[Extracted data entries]
Begin
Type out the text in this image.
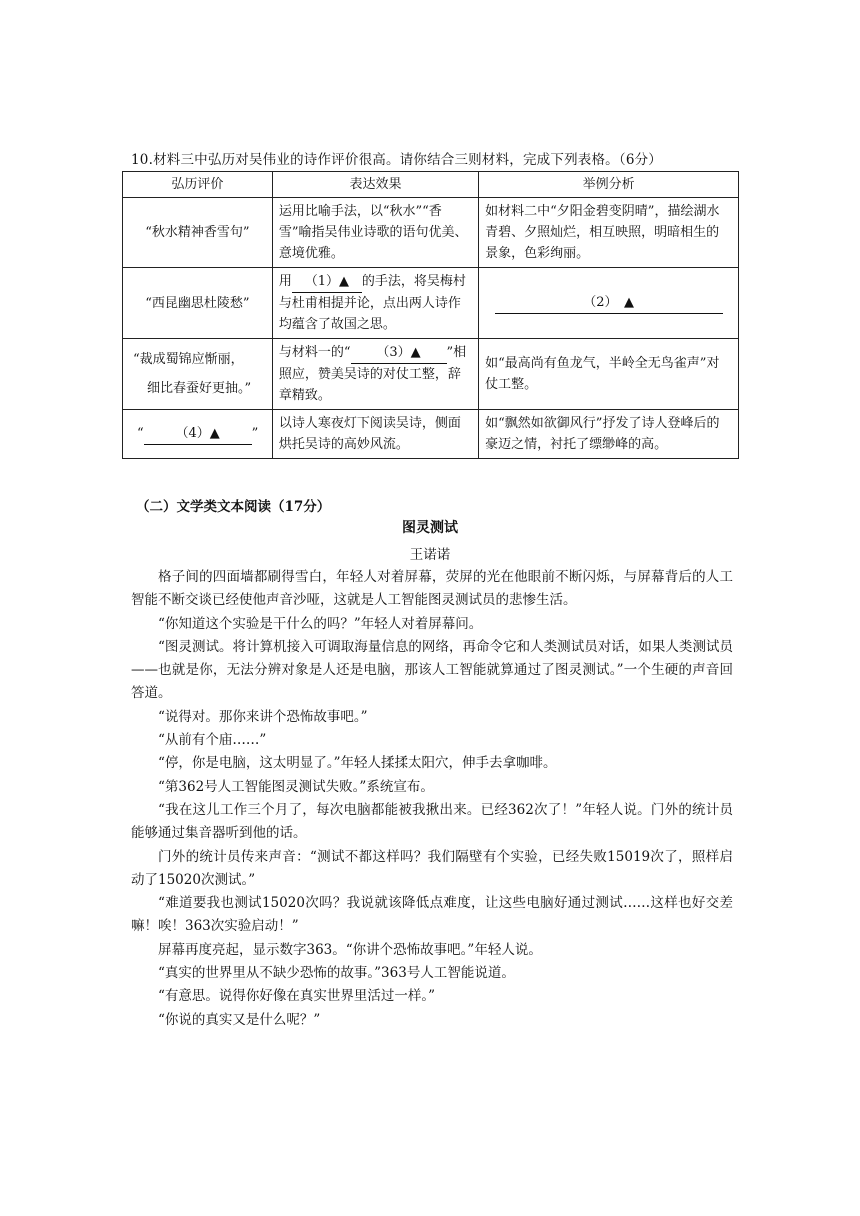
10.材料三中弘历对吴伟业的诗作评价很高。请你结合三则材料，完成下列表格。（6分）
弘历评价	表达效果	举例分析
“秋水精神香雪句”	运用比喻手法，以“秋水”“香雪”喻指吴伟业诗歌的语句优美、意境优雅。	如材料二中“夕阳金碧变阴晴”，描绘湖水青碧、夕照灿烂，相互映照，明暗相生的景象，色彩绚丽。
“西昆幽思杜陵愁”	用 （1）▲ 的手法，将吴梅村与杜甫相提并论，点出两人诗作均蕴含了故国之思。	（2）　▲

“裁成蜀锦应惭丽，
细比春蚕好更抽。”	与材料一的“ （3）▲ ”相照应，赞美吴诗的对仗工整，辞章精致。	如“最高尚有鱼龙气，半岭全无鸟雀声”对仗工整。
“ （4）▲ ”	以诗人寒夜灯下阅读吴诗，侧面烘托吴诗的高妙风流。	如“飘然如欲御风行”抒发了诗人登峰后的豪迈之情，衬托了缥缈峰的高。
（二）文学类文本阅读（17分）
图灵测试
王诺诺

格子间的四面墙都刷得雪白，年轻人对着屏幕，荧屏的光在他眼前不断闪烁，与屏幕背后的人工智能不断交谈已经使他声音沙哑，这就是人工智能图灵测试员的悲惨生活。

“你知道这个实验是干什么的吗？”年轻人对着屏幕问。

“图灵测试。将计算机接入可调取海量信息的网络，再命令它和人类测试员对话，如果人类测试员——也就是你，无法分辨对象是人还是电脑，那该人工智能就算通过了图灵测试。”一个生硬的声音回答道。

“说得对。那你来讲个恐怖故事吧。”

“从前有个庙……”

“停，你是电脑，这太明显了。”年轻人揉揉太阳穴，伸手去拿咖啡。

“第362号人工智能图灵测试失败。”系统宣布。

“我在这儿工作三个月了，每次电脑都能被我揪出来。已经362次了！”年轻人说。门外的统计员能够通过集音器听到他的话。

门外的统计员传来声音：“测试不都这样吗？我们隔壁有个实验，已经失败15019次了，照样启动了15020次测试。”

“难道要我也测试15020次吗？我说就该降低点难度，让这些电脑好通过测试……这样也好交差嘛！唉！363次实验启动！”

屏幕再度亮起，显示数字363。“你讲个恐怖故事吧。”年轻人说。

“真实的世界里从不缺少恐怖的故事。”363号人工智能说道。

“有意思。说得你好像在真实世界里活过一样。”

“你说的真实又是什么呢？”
End
Begin
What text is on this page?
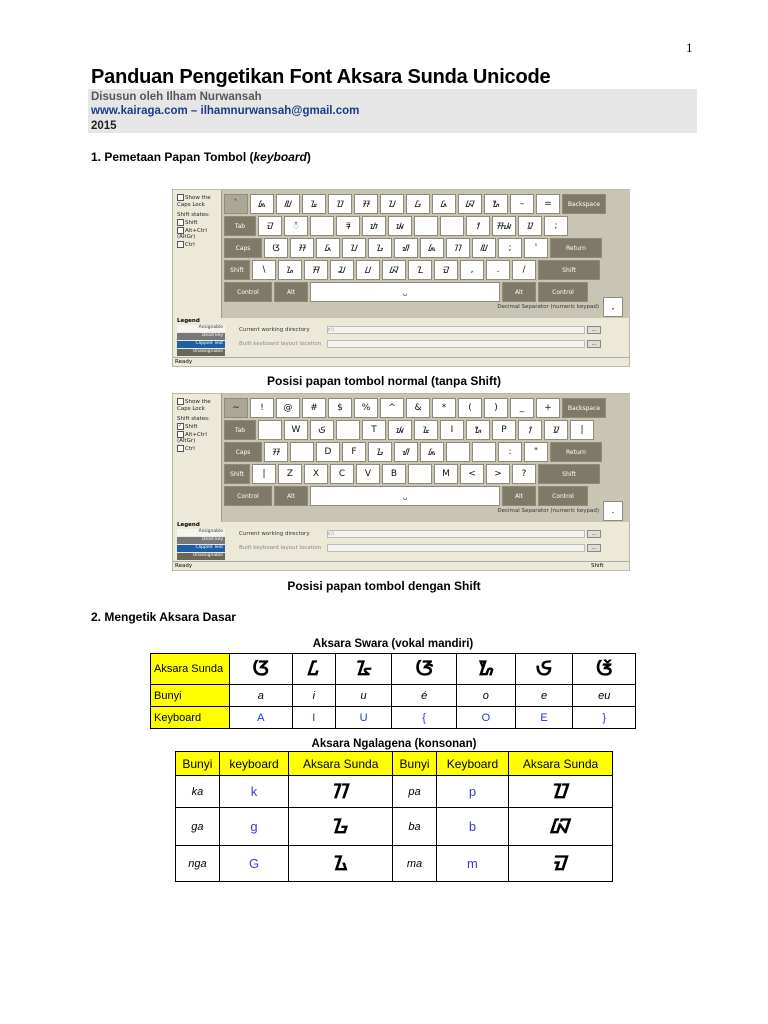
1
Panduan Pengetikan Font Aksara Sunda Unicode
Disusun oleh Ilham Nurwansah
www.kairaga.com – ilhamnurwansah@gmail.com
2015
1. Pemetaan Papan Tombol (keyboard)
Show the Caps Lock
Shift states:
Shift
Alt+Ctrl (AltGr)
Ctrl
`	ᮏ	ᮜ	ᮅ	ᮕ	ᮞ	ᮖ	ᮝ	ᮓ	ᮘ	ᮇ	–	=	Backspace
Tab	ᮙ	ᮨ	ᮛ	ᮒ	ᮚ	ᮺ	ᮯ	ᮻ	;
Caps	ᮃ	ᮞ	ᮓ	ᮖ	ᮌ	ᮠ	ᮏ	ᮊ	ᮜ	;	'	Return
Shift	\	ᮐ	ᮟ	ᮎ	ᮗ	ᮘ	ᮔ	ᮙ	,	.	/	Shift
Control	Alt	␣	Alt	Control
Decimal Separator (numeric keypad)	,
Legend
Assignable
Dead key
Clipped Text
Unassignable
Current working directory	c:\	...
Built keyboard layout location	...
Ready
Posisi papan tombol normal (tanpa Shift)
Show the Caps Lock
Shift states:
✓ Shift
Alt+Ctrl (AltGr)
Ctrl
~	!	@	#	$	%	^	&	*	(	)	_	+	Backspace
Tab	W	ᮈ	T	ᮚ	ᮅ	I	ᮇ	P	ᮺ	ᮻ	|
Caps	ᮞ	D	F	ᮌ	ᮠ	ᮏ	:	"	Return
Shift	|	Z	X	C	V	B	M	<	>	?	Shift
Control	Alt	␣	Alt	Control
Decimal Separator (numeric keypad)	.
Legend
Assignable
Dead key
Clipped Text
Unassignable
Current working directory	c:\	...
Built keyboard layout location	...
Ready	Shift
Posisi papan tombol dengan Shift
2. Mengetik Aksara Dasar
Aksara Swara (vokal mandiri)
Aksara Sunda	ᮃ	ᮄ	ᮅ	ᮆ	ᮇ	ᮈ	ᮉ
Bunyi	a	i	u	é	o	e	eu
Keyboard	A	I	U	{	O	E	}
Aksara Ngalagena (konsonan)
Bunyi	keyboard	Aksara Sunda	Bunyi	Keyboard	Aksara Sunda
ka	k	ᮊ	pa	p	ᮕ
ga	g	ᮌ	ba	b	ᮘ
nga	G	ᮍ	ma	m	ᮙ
End
What you should do: Check each line of the records above for "Bunyi", and copy those that have it.

Result of this task:
Bunyi	a	i	u	é	o	e	eu
Bunyi	keyboard	Aksara Sunda	Bunyi	Keyboard	Aksara Sunda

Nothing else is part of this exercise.